Return the records that follow unaltered. Omit every picture.

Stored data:
+ + + +

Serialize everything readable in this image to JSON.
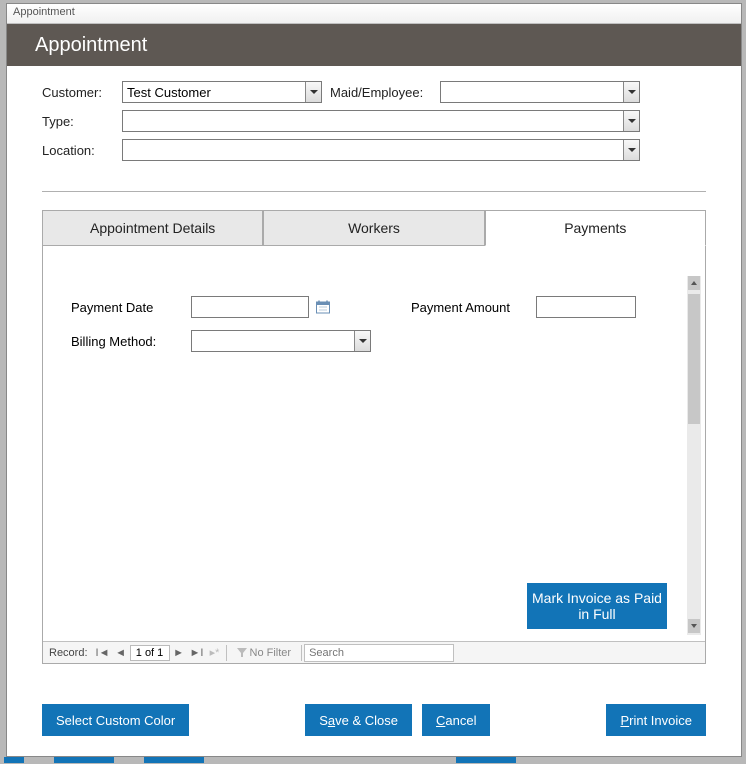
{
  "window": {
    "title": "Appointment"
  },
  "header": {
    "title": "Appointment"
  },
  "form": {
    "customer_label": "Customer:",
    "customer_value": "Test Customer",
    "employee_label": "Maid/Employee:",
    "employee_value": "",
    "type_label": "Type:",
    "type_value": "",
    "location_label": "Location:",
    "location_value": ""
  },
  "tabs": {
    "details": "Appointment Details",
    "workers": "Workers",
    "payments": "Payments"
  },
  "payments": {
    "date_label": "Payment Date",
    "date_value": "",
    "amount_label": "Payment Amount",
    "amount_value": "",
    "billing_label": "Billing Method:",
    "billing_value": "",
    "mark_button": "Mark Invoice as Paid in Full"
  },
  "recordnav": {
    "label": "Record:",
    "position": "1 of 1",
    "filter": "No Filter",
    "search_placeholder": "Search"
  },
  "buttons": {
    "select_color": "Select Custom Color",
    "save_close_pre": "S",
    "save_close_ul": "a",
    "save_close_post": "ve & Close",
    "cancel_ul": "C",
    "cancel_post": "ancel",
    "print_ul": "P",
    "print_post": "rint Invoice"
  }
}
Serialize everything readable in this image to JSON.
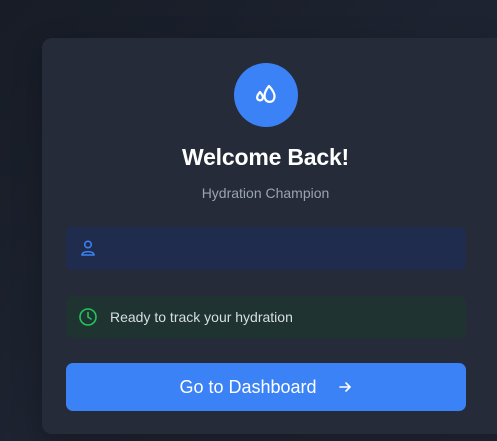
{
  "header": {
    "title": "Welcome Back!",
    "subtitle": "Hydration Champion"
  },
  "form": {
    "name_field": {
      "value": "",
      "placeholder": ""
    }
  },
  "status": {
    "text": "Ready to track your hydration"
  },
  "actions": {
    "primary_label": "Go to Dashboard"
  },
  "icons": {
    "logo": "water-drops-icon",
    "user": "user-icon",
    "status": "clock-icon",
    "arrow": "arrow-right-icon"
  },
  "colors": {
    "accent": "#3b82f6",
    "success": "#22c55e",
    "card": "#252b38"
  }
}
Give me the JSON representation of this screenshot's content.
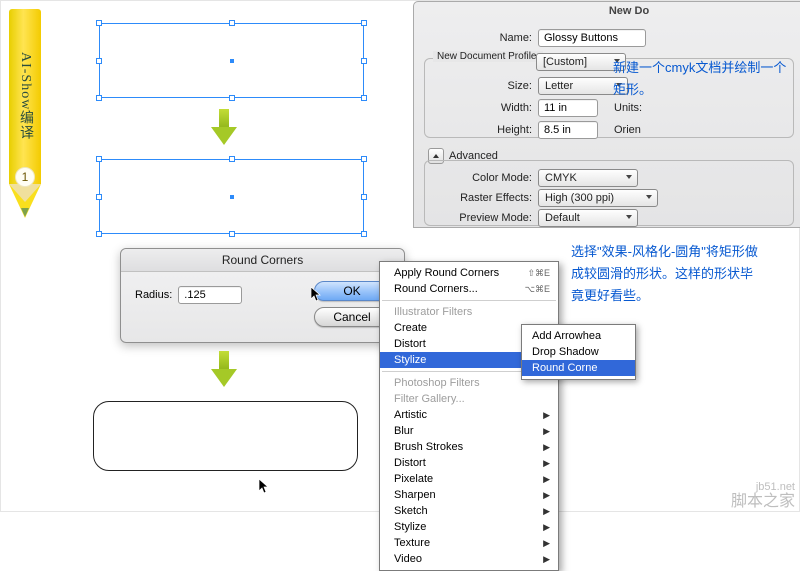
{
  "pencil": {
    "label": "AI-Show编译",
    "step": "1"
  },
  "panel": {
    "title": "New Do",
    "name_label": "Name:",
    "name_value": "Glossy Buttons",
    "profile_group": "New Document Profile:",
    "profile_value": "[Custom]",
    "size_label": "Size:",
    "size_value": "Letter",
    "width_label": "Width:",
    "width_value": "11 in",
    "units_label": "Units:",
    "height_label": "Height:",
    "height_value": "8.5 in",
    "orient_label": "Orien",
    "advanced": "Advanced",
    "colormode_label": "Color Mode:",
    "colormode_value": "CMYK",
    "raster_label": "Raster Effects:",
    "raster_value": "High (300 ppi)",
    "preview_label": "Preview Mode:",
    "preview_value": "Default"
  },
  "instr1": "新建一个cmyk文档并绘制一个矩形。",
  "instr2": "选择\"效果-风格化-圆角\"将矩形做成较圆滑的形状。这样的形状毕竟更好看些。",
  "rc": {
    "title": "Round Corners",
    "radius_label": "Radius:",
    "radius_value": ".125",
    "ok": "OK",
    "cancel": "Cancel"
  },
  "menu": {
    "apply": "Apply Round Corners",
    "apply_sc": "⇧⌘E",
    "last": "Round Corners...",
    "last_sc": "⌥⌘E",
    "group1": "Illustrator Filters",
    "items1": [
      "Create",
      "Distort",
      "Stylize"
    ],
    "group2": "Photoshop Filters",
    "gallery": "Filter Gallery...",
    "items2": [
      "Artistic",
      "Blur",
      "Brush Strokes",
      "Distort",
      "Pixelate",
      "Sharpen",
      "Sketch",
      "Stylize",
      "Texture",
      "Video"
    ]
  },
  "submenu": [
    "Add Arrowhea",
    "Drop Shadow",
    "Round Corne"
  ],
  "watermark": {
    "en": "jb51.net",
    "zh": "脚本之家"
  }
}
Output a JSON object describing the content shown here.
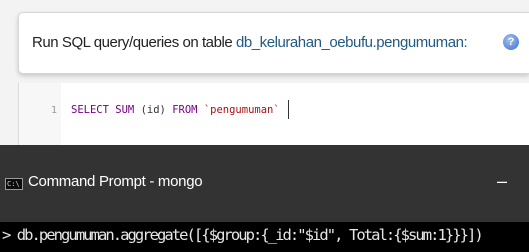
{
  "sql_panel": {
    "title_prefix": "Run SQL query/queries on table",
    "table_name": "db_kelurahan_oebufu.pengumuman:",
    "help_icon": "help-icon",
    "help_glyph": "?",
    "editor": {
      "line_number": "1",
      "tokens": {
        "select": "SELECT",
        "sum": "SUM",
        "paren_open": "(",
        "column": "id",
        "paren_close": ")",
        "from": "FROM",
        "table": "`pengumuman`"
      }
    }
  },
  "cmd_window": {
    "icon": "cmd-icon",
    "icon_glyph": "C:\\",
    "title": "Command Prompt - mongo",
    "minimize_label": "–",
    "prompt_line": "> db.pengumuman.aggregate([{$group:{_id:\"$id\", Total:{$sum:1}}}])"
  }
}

+ + + +

▸ RESULT OF THIS TASK
Serialize everything readable in this image to JSON.
{
  "window": {
    "title": "Appointment"
  },
  "header": {
    "title": "Appointment"
  },
  "form": {
    "customer_label": "Customer:",
    "customer_value": "Test Customer",
    "employee_label": "Maid/Employee:",
    "employee_value": "",
    "type_label": "Type:",
    "type_value": "",
    "location_label": "Location:",
    "location_value": ""
  },
  "tabs": {
    "details": "Appointment Details",
    "workers": "Workers",
    "payments": "Payments"
  },
  "payments": {
    "date_label": "Payment Date",
    "date_value": "",
    "amount_label": "Payment Amount",
    "amount_value": "",
    "billing_label": "Billing Method:",
    "billing_value": "",
    "mark_button": "Mark Invoice as Paid in Full"
  },
  "recordnav": {
    "label": "Record:",
    "position": "1 of 1",
    "filter": "No Filter",
    "search_placeholder": "Search"
  },
  "buttons": {
    "select_color": "Select Custom Color",
    "save_close_pre": "S",
    "save_close_ul": "a",
    "save_close_post": "ve & Close",
    "cancel_ul": "C",
    "cancel_post": "ancel",
    "print_ul": "P",
    "print_post": "rint Invoice"
  }
}
Serialize everything readable in this image to JSON.
{
  "header": {
    "title": "Welcome Back!",
    "subtitle": "Hydration Champion"
  },
  "form": {
    "name_field": {
      "value": "",
      "placeholder": ""
    }
  },
  "status": {
    "text": "Ready to track your hydration"
  },
  "actions": {
    "primary_label": "Go to Dashboard"
  },
  "icons": {
    "logo": "water-drops-icon",
    "user": "user-icon",
    "status": "clock-icon",
    "arrow": "arrow-right-icon"
  },
  "colors": {
    "accent": "#3b82f6",
    "success": "#22c55e",
    "card": "#252b38"
  }
}
Give me the JSON representation of this screenshot's content.
{
  "pencil": {
    "label": "AI-Show编译",
    "step": "1"
  },
  "panel": {
    "title": "New Do",
    "name_label": "Name:",
    "name_value": "Glossy Buttons",
    "profile_group": "New Document Profile:",
    "profile_value": "[Custom]",
    "size_label": "Size:",
    "size_value": "Letter",
    "width_label": "Width:",
    "width_value": "11 in",
    "units_label": "Units:",
    "height_label": "Height:",
    "height_value": "8.5 in",
    "orient_label": "Orien",
    "advanced": "Advanced",
    "colormode_label": "Color Mode:",
    "colormode_value": "CMYK",
    "raster_label": "Raster Effects:",
    "raster_value": "High (300 ppi)",
    "preview_label": "Preview Mode:",
    "preview_value": "Default"
  },
  "instr1": "新建一个cmyk文档并绘制一个矩形。",
  "instr2": "选择\"效果-风格化-圆角\"将矩形做成较圆滑的形状。这样的形状毕竟更好看些。",
  "rc": {
    "title": "Round Corners",
    "radius_label": "Radius:",
    "radius_value": ".125",
    "ok": "OK",
    "cancel": "Cancel"
  },
  "menu": {
    "apply": "Apply Round Corners",
    "apply_sc": "⇧⌘E",
    "last": "Round Corners...",
    "last_sc": "⌥⌘E",
    "group1": "Illustrator Filters",
    "items1": [
      "Create",
      "Distort",
      "Stylize"
    ],
    "group2": "Photoshop Filters",
    "gallery": "Filter Gallery...",
    "items2": [
      "Artistic",
      "Blur",
      "Brush Strokes",
      "Distort",
      "Pixelate",
      "Sharpen",
      "Sketch",
      "Stylize",
      "Texture",
      "Video"
    ]
  },
  "submenu": [
    "Add Arrowhea",
    "Drop Shadow",
    "Round Corne"
  ],
  "watermark": {
    "en": "jb51.net",
    "zh": "脚本之家"
  }
}
Output a JSON object describing the content shown here.
{
  "sql_panel": {
    "title_prefix": "Run SQL query/queries on table",
    "table_name": "db_kelurahan_oebufu.pengumuman:",
    "help_icon": "help-icon",
    "help_glyph": "?",
    "editor": {
      "line_number": "1",
      "tokens": {
        "select": "SELECT",
        "sum": "SUM",
        "paren_open": "(",
        "column": "id",
        "paren_close": ")",
        "from": "FROM",
        "table": "`pengumuman`"
      }
    }
  },
  "cmd_window": {
    "icon": "cmd-icon",
    "icon_glyph": "C:\\",
    "title": "Command Prompt - mongo",
    "minimize_label": "–",
    "prompt_line": "> db.pengumuman.aggregate([{$group:{_id:\"$id\", Total:{$sum:1}}}])"
  }
}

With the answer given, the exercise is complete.